## START

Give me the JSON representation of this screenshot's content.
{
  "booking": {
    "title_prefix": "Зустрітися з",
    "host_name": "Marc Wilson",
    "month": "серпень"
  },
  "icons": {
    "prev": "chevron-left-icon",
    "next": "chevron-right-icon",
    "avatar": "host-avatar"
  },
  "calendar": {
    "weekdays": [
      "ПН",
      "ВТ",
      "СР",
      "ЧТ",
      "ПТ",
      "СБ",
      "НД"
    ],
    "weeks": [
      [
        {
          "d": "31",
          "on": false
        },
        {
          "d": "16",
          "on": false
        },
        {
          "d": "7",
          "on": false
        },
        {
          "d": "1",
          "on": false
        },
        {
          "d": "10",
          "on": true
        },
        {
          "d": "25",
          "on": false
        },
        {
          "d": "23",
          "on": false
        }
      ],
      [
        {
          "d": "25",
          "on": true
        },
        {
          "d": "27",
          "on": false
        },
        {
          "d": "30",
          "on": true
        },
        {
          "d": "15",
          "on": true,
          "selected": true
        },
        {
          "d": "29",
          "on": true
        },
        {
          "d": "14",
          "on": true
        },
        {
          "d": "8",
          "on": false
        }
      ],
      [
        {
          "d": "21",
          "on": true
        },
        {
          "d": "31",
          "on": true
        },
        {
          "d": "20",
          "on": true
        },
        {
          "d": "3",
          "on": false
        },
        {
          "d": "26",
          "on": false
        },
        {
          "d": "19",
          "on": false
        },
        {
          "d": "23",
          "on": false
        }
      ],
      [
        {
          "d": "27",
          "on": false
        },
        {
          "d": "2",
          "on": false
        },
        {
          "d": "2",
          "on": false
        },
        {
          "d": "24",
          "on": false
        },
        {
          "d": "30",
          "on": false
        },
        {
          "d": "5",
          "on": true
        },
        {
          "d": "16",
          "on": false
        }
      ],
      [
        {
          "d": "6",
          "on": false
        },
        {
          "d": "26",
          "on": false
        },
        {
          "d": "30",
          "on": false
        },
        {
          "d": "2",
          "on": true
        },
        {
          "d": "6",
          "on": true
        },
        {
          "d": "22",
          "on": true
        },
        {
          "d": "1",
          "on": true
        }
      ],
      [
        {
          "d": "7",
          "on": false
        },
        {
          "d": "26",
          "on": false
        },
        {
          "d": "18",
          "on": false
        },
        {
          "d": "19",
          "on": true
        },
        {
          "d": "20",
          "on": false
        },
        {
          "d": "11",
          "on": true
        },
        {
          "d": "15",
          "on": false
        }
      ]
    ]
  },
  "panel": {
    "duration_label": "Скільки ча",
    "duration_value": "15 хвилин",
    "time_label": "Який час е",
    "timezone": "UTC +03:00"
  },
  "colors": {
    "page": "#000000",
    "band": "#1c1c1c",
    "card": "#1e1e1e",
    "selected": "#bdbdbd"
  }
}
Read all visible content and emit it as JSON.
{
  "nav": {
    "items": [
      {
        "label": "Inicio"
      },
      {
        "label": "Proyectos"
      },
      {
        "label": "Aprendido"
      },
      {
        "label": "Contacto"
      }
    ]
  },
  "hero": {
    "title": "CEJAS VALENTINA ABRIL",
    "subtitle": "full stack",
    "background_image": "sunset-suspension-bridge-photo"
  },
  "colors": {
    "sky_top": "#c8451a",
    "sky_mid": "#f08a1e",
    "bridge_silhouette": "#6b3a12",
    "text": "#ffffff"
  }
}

## END

__DESCRIPTION OF THE TASK__:
Reproduce each entry from the records above, character for character.

__ANSWER TO THIS TASK__:
Give me the JSON representation of this screenshot's content.
{
  "booking": {
    "title_prefix": "Зустрітися з",
    "host_name": "Marc Wilson",
    "month": "серпень"
  },
  "icons": {
    "prev": "chevron-left-icon",
    "next": "chevron-right-icon",
    "avatar": "host-avatar"
  },
  "calendar": {
    "weekdays": [
      "ПН",
      "ВТ",
      "СР",
      "ЧТ",
      "ПТ",
      "СБ",
      "НД"
    ],
    "weeks": [
      [
        {
          "d": "31",
          "on": false
        },
        {
          "d": "16",
          "on": false
        },
        {
          "d": "7",
          "on": false
        },
        {
          "d": "1",
          "on": false
        },
        {
          "d": "10",
          "on": true
        },
        {
          "d": "25",
          "on": false
        },
        {
          "d": "23",
          "on": false
        }
      ],
      [
        {
          "d": "25",
          "on": true
        },
        {
          "d": "27",
          "on": false
        },
        {
          "d": "30",
          "on": true
        },
        {
          "d": "15",
          "on": true,
          "selected": true
        },
        {
          "d": "29",
          "on": true
        },
        {
          "d": "14",
          "on": true
        },
        {
          "d": "8",
          "on": false
        }
      ],
      [
        {
          "d": "21",
          "on": true
        },
        {
          "d": "31",
          "on": true
        },
        {
          "d": "20",
          "on": true
        },
        {
          "d": "3",
          "on": false
        },
        {
          "d": "26",
          "on": false
        },
        {
          "d": "19",
          "on": false
        },
        {
          "d": "23",
          "on": false
        }
      ],
      [
        {
          "d": "27",
          "on": false
        },
        {
          "d": "2",
          "on": false
        },
        {
          "d": "2",
          "on": false
        },
        {
          "d": "24",
          "on": false
        },
        {
          "d": "30",
          "on": false
        },
        {
          "d": "5",
          "on": true
        },
        {
          "d": "16",
          "on": false
        }
      ],
      [
        {
          "d": "6",
          "on": false
        },
        {
          "d": "26",
          "on": false
        },
        {
          "d": "30",
          "on": false
        },
        {
          "d": "2",
          "on": true
        },
        {
          "d": "6",
          "on": true
        },
        {
          "d": "22",
          "on": true
        },
        {
          "d": "1",
          "on": true
        }
      ],
      [
        {
          "d": "7",
          "on": false
        },
        {
          "d": "26",
          "on": false
        },
        {
          "d": "18",
          "on": false
        },
        {
          "d": "19",
          "on": true
        },
        {
          "d": "20",
          "on": false
        },
        {
          "d": "11",
          "on": true
        },
        {
          "d": "15",
          "on": false
        }
      ]
    ]
  },
  "panel": {
    "duration_label": "Скільки ча",
    "duration_value": "15 хвилин",
    "time_label": "Який час е",
    "timezone": "UTC +03:00"
  },
  "colors": {
    "page": "#000000",
    "band": "#1c1c1c",
    "card": "#1e1e1e",
    "selected": "#bdbdbd"
  }
}
Read all visible content and emit it as JSON.
{
  "nav": {
    "items": [
      {
        "label": "Inicio"
      },
      {
        "label": "Proyectos"
      },
      {
        "label": "Aprendido"
      },
      {
        "label": "Contacto"
      }
    ]
  },
  "hero": {
    "title": "CEJAS VALENTINA ABRIL",
    "subtitle": "full stack",
    "background_image": "sunset-suspension-bridge-photo"
  },
  "colors": {
    "sky_top": "#c8451a",
    "sky_mid": "#f08a1e",
    "bridge_silhouette": "#6b3a12",
    "text": "#ffffff"
  }
}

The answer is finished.